▶ **PASSAGE PROVIDED**
Holding a Press Conference – The Recorder
By: Sharon Berman
Published: The Recorder
We live in a digital age that allows us to work with individuals from around the world. Yet, despite technological advances that enable us to share information virtually, there is still a need for law firms to hold live press conferences. Such events are important because they allow you and your firm to gather journalists from an array of media outlets, who can then disseminate your message immediately to a broad audience.
Holding a press conference signals that something is significant, timely and worth listening to right away. It’s also a way to attract additional plaintiffs to strengthen your hand. From the defense point of view, a press conference after a victory signals your success and your client’s vindication.
As media budgets diminish, it is more difficult than ever to attract a journalist’s attention, and there are fewer professionals available to cover an ever-expanding territory. Therefore, it’s critical to be judicious in deciding to hold a press conference and to do so only when you have fresh, interesting and important news. Not only will this help you garner media coverage, but it will also underscore your credibility among journalists, who are often pulled in competing directions at once.
Here’s how you can maximize the value for all involved in your press conference and avoid the pitfalls.
Hold your press conference promptly. An event, like a court decision, may drive the conference’s timing, but sometimes you have more of a choice as to when to hold it, such as a lawsuit’s filing. Aim to hold the news conference within 24 hours of giving notice, and despite our society’s endless news cycle, try not to hold the conference on Friday afternoon.

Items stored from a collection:

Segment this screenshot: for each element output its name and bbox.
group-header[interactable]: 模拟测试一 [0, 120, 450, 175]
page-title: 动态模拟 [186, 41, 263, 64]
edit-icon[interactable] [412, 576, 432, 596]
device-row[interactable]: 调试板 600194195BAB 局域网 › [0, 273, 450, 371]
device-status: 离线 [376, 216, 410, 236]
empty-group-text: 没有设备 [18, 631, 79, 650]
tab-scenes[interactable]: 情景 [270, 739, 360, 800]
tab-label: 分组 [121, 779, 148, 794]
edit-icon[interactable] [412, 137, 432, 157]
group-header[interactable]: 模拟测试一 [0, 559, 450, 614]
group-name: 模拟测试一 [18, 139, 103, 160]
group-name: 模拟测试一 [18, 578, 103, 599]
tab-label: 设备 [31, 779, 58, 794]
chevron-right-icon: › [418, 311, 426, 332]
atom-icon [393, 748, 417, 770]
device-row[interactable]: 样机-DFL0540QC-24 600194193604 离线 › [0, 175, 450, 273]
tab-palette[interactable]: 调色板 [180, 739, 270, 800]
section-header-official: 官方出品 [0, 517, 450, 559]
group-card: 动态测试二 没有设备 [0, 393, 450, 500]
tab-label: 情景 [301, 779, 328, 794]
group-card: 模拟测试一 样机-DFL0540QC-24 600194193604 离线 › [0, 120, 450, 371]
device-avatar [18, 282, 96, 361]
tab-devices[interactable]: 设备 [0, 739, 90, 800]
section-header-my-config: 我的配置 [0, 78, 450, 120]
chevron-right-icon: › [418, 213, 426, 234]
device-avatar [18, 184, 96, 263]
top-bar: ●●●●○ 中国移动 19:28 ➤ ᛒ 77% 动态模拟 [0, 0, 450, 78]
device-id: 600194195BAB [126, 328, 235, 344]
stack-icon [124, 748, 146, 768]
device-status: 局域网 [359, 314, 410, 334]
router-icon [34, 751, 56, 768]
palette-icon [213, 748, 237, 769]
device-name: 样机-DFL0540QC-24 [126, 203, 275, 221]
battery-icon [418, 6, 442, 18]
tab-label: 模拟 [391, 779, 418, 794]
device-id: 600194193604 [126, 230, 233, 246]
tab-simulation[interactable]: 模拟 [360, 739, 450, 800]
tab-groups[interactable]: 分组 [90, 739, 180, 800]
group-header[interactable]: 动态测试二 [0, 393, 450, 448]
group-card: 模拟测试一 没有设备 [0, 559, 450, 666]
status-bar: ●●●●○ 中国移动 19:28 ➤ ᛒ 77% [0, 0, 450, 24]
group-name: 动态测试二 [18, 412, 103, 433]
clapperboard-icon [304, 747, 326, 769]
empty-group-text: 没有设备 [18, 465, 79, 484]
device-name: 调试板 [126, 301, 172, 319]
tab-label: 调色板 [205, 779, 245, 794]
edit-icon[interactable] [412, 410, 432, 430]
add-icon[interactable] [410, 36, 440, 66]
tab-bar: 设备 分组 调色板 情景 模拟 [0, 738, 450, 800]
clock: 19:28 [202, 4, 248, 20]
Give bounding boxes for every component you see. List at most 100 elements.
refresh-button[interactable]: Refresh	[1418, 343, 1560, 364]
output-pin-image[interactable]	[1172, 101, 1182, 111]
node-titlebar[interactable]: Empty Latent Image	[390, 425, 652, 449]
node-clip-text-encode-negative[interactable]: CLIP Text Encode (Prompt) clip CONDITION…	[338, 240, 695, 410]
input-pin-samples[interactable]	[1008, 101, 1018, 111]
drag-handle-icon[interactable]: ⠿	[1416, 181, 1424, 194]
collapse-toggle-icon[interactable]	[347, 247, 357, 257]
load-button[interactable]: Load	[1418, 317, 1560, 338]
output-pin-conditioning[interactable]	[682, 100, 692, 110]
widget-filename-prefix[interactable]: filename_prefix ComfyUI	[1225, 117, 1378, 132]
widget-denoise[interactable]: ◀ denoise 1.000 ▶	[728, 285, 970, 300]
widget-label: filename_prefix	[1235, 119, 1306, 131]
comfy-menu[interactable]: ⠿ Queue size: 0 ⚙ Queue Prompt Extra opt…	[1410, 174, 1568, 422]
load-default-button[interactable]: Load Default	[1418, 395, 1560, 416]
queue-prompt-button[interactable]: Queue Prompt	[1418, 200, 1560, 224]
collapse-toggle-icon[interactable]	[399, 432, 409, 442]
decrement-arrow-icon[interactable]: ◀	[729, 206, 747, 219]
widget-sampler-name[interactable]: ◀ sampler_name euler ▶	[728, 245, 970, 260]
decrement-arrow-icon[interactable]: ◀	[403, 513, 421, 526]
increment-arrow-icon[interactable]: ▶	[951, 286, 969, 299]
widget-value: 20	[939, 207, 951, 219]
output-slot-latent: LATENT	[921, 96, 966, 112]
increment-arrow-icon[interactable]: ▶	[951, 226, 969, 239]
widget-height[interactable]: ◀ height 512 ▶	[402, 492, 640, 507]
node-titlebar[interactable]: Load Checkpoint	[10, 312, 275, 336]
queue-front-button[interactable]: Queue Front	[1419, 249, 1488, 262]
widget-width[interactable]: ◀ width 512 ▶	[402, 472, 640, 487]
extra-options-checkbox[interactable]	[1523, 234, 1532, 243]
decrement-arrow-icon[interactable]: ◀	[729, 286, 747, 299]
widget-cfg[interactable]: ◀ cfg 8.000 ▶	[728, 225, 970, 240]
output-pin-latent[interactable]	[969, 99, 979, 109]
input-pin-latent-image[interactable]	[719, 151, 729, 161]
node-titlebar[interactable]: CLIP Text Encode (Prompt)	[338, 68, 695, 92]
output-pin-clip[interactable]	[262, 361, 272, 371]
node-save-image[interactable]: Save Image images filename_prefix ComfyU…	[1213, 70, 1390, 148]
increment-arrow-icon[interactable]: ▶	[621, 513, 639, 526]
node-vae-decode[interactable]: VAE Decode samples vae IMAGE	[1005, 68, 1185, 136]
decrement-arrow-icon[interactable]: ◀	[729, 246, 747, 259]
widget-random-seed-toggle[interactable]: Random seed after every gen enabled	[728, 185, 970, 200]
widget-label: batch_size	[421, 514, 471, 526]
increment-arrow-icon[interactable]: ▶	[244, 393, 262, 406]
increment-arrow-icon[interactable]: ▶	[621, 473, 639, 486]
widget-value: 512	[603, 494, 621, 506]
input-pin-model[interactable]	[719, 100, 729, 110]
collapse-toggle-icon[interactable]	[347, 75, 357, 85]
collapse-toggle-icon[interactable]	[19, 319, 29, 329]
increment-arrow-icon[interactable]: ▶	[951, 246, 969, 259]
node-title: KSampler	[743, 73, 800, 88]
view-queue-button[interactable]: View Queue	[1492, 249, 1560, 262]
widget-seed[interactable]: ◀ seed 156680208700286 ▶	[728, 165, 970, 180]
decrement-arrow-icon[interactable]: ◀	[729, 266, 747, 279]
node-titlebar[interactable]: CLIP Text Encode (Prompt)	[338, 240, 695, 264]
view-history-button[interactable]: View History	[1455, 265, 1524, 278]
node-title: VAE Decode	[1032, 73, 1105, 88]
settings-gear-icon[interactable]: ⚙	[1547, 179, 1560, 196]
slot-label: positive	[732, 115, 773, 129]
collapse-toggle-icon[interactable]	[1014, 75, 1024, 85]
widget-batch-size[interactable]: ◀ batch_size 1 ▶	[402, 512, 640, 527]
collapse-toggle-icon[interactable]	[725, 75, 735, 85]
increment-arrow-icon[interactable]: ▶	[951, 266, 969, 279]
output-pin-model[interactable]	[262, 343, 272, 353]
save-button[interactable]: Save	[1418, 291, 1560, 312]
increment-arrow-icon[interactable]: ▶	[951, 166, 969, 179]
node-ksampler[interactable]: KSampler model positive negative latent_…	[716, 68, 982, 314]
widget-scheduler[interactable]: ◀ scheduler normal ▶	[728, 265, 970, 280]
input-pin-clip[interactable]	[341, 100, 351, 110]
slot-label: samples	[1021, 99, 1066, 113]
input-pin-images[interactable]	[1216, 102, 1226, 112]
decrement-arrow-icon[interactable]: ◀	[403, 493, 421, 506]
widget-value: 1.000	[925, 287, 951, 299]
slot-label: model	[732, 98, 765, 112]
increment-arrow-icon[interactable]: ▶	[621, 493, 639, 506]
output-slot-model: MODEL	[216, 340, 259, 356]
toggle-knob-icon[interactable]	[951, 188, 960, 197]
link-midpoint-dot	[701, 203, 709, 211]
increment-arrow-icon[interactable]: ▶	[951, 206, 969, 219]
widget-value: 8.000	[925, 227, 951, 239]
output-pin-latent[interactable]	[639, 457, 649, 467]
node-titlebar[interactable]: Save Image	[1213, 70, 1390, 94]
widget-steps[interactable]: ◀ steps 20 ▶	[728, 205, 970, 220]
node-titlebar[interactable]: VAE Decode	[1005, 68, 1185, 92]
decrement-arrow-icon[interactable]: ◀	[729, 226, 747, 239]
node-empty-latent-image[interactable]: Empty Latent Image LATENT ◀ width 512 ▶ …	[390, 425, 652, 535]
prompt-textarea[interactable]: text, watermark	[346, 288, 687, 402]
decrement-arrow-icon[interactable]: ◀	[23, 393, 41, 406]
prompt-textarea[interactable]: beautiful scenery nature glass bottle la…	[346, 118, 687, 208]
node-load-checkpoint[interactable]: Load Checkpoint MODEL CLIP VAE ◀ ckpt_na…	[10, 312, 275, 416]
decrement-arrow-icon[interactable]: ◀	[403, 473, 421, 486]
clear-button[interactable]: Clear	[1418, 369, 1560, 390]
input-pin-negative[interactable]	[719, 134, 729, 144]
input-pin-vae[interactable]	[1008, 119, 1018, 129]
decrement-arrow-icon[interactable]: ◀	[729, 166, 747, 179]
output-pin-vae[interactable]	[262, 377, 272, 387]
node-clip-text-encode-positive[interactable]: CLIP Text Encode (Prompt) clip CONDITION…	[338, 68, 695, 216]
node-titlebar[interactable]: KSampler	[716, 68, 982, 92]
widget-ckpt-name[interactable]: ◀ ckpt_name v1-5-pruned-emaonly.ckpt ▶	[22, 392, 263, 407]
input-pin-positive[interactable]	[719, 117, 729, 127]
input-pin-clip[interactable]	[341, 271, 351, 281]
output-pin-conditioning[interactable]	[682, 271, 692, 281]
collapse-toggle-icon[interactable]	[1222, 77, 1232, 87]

▶ **EXERCISES**
1. Transcribe part of the press conference article above, beginning at the words "Holding a Press Conference –" and stopping after the words "your client’s vindication.".
2. According to the press conference article, why should a law firm be judicious about deciding to hold a press conference? Answer in one to three sentences.

▶ **EXERCISE RESPONSES**
1.
Holding a Press Conference – The Recorder
By: Sharon Berman
Published: The Recorder
We live in a digital age that allows us to work with individuals from around the world. Yet, despite technological advances that enable us to share information virtually, there is still a need for law firms to hold live press conferences. Such events are important because they allow you and your firm to gather journalists from an array of media outlets, who can then disseminate your message immediately to a broad audience.
Holding a press conference signals that something is significant, timely and worth listening to right away. It’s also a way to attract additional plaintiffs to strengthen your hand. From the defense point of view, a press conference after a victory signals your success and your client’s vindication.

2. Media budgets are shrinking, so it is harder than ever to get a journalist's attention, and fewer professionals are available to cover an ever-expanding territory. Holding a press conference only when there is fresh, interesting and important news helps a firm gain coverage and reinforces its credibility with journalists, who are often pulled in competing directions.